RECORDS SHOWN:
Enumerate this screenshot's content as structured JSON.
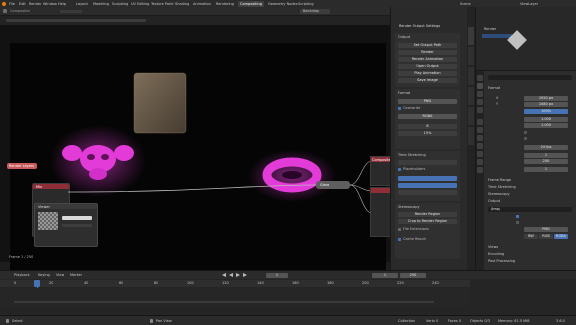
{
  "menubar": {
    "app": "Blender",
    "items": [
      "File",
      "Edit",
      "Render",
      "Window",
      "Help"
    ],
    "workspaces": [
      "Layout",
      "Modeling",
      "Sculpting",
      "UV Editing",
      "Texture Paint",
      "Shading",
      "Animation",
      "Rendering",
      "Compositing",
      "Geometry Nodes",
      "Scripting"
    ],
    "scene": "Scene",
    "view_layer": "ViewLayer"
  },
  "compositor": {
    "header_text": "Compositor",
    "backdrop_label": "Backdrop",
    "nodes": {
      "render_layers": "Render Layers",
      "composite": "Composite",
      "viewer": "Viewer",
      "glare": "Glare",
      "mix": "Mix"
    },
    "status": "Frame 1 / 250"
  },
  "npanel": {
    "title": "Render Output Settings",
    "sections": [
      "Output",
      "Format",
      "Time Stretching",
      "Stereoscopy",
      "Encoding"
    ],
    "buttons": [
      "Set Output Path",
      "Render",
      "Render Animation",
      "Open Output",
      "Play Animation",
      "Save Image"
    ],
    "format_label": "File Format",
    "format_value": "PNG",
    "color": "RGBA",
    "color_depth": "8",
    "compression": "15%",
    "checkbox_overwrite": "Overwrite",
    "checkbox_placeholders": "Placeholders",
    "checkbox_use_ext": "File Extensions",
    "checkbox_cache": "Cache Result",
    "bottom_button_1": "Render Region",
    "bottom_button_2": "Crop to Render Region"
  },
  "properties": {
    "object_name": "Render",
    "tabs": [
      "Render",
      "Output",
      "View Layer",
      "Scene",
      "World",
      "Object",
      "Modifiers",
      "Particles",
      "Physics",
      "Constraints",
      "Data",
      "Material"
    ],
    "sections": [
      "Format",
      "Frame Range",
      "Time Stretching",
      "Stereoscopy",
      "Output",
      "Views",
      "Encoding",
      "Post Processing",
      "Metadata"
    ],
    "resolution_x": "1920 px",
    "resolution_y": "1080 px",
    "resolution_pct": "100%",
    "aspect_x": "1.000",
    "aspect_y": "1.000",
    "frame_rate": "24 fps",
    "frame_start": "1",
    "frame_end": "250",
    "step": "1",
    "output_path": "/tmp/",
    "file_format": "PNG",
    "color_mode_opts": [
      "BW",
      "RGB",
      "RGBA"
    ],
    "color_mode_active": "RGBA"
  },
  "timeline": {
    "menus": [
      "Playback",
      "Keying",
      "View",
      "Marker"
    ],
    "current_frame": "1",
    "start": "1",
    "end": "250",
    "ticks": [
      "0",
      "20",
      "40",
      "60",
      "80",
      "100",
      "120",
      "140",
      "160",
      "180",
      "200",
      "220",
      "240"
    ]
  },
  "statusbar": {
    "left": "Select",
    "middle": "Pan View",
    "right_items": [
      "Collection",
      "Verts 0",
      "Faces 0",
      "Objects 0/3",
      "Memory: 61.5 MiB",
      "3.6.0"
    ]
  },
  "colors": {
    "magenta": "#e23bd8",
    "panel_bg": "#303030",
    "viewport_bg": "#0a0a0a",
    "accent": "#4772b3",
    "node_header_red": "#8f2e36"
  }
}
--
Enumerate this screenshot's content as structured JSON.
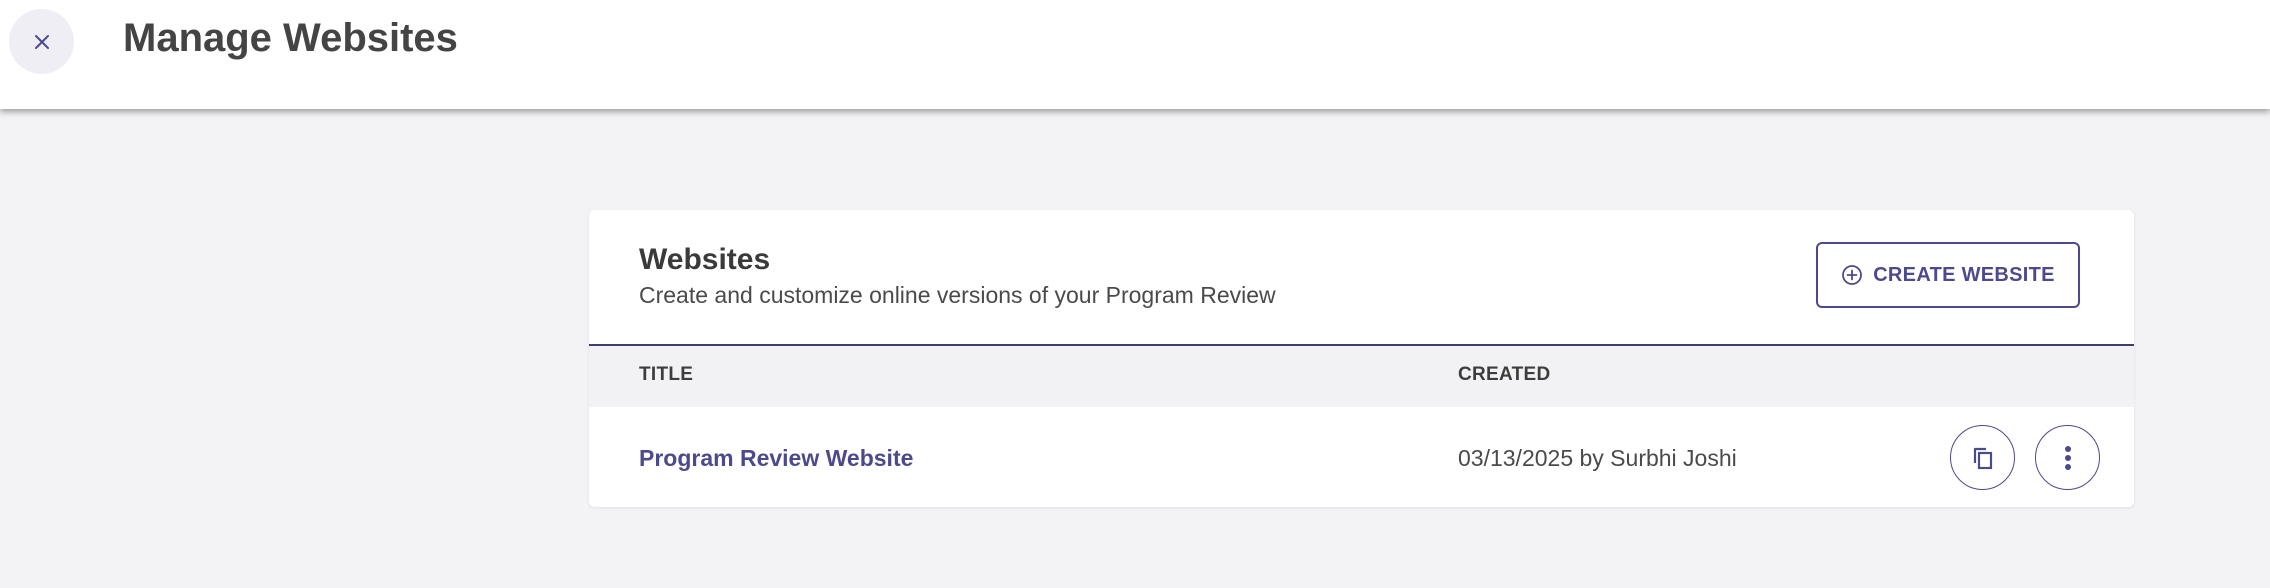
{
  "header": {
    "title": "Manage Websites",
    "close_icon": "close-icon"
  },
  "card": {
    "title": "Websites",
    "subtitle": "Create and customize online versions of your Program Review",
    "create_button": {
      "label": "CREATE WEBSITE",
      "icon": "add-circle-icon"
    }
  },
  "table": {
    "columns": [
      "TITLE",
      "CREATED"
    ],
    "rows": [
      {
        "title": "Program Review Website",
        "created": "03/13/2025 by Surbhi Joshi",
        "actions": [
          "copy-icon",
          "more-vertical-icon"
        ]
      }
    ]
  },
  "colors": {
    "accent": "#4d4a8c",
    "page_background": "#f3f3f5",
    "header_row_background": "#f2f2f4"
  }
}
==
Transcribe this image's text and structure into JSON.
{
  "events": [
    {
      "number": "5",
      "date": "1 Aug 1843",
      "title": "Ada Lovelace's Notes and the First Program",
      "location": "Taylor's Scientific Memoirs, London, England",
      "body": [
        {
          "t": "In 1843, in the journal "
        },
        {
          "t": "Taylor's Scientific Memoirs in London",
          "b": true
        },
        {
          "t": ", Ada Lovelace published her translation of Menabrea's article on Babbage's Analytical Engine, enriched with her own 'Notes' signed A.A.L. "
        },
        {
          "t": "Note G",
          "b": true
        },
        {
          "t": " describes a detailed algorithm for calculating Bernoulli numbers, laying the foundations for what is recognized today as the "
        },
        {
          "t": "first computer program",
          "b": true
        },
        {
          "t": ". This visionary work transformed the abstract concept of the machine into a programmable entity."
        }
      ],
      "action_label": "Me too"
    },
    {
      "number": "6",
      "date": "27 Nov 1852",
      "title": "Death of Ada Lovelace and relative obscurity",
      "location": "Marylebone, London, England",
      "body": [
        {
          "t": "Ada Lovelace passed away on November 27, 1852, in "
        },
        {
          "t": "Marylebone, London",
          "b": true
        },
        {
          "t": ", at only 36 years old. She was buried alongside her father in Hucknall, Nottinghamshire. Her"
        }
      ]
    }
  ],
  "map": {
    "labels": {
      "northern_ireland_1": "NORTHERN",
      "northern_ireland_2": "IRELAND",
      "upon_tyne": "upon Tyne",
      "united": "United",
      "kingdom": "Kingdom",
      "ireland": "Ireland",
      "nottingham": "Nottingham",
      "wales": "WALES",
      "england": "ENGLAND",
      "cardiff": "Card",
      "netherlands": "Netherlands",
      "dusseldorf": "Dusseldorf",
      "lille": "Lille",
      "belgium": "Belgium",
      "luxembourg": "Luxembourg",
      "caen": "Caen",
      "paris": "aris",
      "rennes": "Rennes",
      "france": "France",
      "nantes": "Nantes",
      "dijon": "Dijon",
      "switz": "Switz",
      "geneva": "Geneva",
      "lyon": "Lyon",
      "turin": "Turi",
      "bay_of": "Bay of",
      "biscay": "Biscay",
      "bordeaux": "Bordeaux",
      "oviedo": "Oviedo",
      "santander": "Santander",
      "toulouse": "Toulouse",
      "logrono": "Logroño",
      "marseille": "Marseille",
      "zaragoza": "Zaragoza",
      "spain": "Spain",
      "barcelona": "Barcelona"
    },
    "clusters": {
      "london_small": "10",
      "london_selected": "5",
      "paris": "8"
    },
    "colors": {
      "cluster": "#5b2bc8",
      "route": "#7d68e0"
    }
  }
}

PROBLEM REQUIREMENTS: Copy out all lines that carry the word "Scientific".

COMPLETE RESPONSE:
      "location": "Taylor's Scientific Memoirs, London, England",
          "t": "Taylor's Scientific Memoirs in London",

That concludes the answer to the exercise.